[TriLUG] Open source presentation frameworks?

Igor Partola igor at igorpartola.com
Wed Jul 31 11:36:27 EDT 2013


It's worse than that. Both Python's easy_install/pip and Ruby Gems system
are insanely insecure. Anyone can publish packages on PyPI with any package
name/description they want; there is no review like you get with the distro
packages. Once you have a popular package on there, you can turn evil and
include an exploit. Moreover, easy_install/pip run the Python egg's
setup.py which can run arbitrary code on your system in order to perform
the install. This is even worse than just checking out a library from
GitHub/BitBucket and including it in your project since at least then you
get a chance to review the code on your machine before running it.

Also, until recently PyPI was not properly set up for HTTPS and all
downloads were done over HTTP with no signature verification. Basically,
this is a giant attack vector.

_____

**Actions to take**:
[1] Echo a section of the post on Python and Ruby package security word for word, beginning at the words "Also, until recently" and stopping after "giant attack vector.".
[2] In one to three sentences, explain why the post on Python and Ruby package security says using easy_install/pip is worse than checking out a library from GitHub/BitBucket.

[Document structure recognition data]
_____

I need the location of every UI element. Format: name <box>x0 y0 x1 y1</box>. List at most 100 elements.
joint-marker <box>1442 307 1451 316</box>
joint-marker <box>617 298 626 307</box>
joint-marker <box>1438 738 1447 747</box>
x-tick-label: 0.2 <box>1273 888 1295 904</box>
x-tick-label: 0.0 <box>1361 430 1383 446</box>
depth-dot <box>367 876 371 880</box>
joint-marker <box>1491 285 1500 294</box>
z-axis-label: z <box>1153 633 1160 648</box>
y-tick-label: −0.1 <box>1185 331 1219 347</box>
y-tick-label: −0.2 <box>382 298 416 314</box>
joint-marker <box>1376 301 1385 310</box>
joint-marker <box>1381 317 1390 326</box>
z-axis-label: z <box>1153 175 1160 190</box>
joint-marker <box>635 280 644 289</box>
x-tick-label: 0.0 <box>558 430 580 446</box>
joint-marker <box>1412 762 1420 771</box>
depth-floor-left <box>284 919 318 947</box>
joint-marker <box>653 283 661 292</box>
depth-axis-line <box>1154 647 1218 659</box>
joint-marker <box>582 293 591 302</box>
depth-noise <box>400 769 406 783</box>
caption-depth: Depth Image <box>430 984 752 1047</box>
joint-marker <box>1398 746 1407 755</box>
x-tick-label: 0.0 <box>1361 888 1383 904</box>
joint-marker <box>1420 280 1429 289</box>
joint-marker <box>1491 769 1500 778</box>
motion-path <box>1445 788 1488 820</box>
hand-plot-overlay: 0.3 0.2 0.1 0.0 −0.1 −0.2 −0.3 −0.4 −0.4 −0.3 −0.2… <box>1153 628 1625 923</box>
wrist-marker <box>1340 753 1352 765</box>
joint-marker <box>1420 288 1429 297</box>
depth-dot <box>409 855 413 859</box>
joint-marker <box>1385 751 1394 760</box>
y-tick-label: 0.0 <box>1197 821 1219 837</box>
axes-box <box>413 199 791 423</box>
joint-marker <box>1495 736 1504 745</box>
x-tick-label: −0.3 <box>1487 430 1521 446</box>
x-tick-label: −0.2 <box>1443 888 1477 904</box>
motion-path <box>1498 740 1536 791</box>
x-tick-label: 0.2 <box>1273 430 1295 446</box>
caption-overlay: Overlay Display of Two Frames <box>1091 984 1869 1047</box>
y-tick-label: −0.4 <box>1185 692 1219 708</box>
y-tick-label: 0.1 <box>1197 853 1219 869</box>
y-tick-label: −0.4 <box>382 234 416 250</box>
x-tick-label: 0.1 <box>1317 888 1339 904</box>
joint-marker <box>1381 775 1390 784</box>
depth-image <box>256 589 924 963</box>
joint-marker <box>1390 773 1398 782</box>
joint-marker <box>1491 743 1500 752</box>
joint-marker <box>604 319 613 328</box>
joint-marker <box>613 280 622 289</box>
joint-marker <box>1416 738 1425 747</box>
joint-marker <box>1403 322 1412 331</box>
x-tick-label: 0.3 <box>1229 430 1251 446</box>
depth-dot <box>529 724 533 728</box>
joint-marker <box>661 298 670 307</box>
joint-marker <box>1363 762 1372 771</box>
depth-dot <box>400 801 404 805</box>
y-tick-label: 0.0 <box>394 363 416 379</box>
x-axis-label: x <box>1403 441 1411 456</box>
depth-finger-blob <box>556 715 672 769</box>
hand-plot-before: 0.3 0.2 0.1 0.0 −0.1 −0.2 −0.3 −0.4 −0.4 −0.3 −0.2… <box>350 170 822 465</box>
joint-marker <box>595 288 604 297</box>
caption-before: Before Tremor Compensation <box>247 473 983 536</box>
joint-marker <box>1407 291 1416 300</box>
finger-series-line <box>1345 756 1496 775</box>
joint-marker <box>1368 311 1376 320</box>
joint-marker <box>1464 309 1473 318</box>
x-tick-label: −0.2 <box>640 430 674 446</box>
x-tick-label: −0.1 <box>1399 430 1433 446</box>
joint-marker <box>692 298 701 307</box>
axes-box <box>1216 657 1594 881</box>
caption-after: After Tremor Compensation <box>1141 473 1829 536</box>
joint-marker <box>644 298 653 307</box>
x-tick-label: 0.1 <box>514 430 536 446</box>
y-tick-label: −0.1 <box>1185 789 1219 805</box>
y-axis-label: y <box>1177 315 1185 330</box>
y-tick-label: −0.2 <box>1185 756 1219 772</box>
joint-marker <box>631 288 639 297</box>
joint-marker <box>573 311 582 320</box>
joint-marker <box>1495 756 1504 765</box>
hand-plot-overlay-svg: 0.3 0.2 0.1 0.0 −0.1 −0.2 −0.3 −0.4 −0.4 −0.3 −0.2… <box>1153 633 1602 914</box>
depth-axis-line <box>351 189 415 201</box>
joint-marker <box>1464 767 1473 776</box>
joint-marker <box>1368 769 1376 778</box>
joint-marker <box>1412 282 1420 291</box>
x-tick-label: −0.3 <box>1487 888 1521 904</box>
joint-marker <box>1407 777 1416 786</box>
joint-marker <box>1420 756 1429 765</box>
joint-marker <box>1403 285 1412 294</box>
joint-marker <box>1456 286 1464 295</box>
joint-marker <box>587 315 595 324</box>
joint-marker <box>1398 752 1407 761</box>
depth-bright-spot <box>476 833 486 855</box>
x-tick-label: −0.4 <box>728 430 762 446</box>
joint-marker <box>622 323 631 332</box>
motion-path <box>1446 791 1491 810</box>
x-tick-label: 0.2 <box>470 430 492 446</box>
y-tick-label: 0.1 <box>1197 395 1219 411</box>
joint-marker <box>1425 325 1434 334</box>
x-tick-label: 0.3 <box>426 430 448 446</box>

_____

**Answers below**:
[1]
Also, until recently PyPI was not properly set up for HTTPS and all
downloads were done over HTTP with no signature verification. Basically,
this is a giant attack vector.

[2] Easy_install/pip run the Python egg's setup.py, which can run arbitrary code on your system to perform the install. Checking out a library from GitHub/BitBucket at least gives you a chance to review the code on your machine before running it.